For brands, the idea of agility is often focused on how they respond to new circumstances, such as that presented by Covid-19, but it does not necessarily mean an immediate change in what they are doing, according to Coca-Cola’s ASEAN director of integrated content and creative.

Speaking at the recent All That Matters conference, Sadaf Zarrar acknowledged the unprecedented nature of the pandemic, but added that, rather than drastic changes, her team has favoured going down the optimisation route.

“Coca-Cola's marketing journey in the last six months has not been about stopping the shop, closing the shop, or temporarily pausing the work, but about making the work more meaningful,” she said.

The advertising approach, in effect, did not really alter. “We just fast-forwarded it to where we were hoping that we would [end] up anyway,” Zarrar explained.

“This [the pandemic] was just the right catalyst that required us to start thinking and forced us to develop things in that way.” (For more details, read WARC’s report: Nothing’s changed but everything’s changed: Marketing Coca-Cola during COVID-19 without fizzing out.)

The typical Coca-Cola campaign is all about connections, as people hang out and enjoy their shared time together. But with the pandemic, the outside world essentially shut down.

The brand still had a relevant role to play, however, even if the world did not look quite the same. “School was still happening with home schooling; people were still meeting, though it was more digital,” Zarrar noted. “It was important that we immediately adapted to that reality. That’s where agility comes in.”

Coca-Cola, she observed, is not a brand that exists outside of culture. “It’s very embedded in the cultural reality of the young people at that point in time.”

And some of Coca-Cola’s first global campaigns that emerged from the COVID-19 crisis did this by heralding the human spirit. The To the Human Race campaign, for instance, refreshed decade-old work from 2010 to celebrate real front-liners.

“The situation has changed, but the feeling hasn’t changed,” said Zarrar. “The campaign we rolled out in ASEAN immediately after that celebrated all that was happening at home.”

§ **Your tasks**
1. From the Coca-Cola article, copy the passage between "And some of" and "celebrate real front-liners.", inclusive.
2. According to the Coca-Cola article, what did the To the Human Race campaign refresh?

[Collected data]

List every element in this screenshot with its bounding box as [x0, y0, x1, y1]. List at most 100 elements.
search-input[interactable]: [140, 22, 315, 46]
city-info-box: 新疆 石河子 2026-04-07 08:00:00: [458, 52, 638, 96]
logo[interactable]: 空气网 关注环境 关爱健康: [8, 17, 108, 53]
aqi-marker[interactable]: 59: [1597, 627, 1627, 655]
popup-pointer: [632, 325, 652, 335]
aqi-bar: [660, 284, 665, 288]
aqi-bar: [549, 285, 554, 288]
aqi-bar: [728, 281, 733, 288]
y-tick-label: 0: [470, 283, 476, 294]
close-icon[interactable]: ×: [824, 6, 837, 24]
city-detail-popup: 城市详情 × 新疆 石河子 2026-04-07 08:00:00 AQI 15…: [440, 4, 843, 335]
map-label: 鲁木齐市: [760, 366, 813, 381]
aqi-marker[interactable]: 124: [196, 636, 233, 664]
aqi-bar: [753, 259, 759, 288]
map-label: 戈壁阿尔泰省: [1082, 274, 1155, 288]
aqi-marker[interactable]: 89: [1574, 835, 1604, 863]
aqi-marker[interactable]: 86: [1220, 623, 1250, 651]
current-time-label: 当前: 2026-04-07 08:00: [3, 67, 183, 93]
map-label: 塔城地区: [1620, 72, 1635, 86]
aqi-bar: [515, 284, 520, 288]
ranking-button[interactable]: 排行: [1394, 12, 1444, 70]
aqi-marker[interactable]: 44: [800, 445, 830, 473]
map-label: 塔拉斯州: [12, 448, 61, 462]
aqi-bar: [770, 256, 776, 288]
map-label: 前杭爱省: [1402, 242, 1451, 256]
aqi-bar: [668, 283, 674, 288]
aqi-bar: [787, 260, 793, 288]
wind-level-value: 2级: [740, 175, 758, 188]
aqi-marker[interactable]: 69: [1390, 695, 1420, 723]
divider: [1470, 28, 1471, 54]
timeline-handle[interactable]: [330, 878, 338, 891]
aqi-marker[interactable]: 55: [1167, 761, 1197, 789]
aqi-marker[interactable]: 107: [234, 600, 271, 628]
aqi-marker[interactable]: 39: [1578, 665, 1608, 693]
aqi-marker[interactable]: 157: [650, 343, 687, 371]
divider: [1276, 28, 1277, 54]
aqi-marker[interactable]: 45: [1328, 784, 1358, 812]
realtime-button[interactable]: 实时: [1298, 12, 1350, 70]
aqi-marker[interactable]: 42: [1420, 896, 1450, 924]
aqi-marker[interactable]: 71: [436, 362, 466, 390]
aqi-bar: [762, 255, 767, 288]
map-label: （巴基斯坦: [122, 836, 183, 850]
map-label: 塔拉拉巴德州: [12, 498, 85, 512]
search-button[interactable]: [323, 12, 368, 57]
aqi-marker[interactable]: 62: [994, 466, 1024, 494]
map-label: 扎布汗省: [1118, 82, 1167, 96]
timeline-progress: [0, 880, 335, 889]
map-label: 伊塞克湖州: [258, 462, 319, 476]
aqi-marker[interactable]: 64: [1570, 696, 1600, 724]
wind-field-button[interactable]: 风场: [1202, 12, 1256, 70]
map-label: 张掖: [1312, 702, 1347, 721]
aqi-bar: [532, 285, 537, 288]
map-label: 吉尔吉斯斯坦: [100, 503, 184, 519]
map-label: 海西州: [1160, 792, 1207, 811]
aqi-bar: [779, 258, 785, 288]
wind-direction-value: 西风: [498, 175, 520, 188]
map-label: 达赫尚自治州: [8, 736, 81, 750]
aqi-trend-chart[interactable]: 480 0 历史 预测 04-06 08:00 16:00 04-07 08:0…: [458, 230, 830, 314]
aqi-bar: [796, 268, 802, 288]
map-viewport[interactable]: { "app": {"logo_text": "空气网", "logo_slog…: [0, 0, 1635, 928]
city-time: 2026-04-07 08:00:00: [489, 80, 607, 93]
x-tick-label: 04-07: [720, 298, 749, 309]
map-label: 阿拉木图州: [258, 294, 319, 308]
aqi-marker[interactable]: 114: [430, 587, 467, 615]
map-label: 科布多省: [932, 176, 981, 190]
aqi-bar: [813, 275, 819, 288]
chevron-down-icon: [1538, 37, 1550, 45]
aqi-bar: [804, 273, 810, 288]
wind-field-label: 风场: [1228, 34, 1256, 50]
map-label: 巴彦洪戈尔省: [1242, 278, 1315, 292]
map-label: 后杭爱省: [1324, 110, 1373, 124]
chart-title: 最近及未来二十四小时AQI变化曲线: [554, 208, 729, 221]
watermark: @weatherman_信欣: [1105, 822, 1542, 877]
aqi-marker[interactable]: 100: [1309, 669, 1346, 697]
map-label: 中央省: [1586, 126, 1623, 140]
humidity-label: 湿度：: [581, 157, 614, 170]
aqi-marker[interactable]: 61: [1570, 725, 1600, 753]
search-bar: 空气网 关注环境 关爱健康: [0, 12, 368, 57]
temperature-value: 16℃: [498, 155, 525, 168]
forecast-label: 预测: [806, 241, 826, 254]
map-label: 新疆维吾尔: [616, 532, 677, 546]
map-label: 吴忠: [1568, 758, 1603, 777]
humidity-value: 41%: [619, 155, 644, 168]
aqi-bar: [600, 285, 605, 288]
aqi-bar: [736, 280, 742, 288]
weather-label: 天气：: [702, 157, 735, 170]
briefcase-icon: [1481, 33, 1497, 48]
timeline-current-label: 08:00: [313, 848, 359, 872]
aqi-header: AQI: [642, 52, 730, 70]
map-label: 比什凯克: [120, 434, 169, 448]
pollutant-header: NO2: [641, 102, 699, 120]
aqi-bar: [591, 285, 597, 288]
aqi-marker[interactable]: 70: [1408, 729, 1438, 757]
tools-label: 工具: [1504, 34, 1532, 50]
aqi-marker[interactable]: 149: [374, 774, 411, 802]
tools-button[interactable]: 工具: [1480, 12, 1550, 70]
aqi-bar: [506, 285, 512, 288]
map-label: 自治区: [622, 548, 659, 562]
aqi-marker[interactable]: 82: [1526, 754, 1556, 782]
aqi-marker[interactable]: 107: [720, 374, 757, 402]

§ **Activity answers**
1.
And some of Coca-Cola’s first global campaigns that emerged from the COVID-19 crisis did this by heralding the human spirit. The To the Human Race campaign, for instance, refreshed decade-old work from 2010 to celebrate real front-liners.

2. It refreshed decade-old work from 2010 to celebrate real front-liners.